» Records shown
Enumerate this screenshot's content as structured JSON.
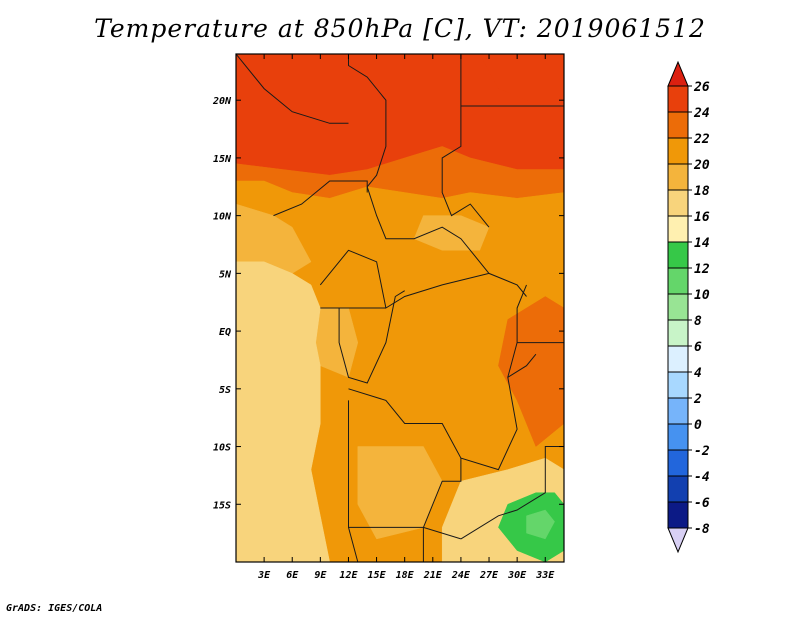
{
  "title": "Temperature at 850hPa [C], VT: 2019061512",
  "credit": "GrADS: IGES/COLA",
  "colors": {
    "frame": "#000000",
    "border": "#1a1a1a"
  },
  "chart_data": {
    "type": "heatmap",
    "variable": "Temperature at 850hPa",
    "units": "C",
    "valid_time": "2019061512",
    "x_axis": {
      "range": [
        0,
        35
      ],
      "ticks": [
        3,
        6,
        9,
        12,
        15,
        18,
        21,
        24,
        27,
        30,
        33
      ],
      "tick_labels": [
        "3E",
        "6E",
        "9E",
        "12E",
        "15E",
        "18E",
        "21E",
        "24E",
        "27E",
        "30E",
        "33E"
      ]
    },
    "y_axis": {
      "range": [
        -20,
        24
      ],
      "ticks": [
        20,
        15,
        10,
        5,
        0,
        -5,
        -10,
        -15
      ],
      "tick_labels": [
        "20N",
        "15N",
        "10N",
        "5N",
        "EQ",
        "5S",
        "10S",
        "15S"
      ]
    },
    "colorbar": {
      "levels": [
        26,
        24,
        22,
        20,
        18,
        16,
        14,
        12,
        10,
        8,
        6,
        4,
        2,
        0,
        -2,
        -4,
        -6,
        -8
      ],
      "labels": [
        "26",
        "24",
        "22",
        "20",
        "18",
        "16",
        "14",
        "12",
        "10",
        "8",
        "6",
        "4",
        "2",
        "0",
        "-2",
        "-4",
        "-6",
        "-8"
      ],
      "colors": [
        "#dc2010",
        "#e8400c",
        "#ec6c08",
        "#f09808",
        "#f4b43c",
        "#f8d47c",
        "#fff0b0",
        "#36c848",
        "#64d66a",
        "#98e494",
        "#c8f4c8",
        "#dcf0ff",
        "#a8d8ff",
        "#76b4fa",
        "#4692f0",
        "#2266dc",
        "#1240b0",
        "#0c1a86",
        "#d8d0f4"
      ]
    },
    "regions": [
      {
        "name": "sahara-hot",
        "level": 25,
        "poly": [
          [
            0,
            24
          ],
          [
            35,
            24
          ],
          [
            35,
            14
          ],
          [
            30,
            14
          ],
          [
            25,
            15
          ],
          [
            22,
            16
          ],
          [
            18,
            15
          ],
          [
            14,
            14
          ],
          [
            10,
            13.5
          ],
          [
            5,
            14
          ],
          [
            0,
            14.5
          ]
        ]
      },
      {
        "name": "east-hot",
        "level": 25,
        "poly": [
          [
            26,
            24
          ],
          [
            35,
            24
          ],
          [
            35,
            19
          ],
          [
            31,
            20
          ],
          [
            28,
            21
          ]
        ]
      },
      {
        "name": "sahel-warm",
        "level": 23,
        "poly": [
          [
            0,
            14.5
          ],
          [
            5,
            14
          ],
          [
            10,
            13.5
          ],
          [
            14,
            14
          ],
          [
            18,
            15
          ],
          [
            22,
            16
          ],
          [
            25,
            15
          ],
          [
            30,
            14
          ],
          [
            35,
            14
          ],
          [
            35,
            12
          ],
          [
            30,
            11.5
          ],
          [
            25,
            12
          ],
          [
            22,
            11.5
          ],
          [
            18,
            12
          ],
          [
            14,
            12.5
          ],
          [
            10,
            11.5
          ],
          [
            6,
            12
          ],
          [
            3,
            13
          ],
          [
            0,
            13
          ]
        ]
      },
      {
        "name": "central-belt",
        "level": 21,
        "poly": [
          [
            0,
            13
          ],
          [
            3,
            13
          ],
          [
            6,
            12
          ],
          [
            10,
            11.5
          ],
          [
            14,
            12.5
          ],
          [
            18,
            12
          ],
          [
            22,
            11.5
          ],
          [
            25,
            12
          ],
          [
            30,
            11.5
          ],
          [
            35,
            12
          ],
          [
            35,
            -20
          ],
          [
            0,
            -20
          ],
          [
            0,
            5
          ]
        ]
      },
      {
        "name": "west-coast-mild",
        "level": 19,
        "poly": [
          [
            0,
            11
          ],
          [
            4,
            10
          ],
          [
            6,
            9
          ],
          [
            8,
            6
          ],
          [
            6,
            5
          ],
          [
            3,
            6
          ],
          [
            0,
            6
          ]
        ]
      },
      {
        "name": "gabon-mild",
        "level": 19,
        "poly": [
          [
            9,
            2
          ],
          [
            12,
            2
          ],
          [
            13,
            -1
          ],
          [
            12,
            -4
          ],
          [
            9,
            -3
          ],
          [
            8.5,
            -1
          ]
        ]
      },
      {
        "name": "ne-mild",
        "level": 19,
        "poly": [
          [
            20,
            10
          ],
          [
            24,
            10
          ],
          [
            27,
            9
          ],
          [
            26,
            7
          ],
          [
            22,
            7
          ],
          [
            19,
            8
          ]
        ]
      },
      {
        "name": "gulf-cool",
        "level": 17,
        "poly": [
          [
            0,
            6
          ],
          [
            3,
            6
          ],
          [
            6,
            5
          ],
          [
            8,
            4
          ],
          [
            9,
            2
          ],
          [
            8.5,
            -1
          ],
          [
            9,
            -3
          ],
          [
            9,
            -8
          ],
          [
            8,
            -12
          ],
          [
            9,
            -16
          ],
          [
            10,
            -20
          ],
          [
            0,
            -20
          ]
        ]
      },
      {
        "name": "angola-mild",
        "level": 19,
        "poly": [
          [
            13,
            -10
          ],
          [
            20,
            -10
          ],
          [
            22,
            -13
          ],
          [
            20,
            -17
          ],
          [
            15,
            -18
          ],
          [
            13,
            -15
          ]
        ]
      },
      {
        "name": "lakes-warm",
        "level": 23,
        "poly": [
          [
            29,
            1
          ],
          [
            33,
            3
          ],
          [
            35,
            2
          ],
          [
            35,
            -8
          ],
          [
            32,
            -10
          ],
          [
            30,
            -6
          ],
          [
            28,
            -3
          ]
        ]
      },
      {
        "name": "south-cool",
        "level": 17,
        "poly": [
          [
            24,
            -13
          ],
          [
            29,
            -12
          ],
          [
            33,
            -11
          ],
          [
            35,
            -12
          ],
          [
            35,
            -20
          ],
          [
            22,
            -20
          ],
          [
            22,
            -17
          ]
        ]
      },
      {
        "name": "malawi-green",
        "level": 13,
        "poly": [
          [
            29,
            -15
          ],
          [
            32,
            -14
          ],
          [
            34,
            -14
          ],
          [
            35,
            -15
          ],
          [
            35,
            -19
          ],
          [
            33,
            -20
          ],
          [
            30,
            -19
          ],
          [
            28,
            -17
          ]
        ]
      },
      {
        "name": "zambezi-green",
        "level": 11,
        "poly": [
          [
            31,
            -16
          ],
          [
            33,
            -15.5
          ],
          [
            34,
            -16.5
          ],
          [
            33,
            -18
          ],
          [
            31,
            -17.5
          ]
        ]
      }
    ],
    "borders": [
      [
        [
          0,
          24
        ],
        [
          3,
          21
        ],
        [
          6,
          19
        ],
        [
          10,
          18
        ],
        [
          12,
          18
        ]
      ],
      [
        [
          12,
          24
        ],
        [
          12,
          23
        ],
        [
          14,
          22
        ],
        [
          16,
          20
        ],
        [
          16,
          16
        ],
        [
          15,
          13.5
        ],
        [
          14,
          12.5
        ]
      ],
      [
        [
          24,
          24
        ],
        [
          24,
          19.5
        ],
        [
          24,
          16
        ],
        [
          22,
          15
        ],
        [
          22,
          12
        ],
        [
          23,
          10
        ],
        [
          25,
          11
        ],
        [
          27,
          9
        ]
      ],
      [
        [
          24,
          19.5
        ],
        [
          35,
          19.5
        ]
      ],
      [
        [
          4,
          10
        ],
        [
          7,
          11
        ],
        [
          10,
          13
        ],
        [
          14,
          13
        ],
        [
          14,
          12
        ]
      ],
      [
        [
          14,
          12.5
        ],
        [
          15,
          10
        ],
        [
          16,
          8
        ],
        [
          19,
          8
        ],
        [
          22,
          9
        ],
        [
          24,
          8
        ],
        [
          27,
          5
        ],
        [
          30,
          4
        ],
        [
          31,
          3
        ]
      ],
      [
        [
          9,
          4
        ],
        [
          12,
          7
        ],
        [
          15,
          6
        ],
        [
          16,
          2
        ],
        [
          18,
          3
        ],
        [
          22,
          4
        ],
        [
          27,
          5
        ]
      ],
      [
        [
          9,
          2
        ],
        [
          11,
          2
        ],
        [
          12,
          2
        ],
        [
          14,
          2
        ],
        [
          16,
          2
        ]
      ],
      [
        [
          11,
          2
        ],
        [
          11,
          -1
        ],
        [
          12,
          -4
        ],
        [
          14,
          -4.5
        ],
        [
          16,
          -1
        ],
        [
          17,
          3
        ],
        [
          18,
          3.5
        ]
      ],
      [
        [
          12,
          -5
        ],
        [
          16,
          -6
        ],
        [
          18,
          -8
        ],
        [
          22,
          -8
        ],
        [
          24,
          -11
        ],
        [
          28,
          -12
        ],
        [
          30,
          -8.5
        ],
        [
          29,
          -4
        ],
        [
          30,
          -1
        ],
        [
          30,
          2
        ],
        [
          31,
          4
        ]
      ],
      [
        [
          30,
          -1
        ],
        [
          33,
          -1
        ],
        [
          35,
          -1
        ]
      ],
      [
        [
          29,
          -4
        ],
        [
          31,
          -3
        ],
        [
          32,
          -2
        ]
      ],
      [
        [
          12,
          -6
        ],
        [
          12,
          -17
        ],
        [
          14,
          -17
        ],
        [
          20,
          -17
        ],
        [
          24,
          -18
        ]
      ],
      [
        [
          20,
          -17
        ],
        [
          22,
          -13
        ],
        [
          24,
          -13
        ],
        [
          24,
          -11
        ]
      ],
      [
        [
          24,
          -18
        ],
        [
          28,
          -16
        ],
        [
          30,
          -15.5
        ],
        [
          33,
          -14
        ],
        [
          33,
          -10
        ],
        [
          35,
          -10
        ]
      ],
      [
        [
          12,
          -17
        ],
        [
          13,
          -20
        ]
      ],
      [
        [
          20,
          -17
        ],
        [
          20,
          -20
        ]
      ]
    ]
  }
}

» Exercise directions
Reproduce each line from the records that contains the word "mild".

» Result for this task
        "name": "west-coast-mild",
        "name": "gabon-mild",
        "name": "ne-mild",
        "name": "angola-mild",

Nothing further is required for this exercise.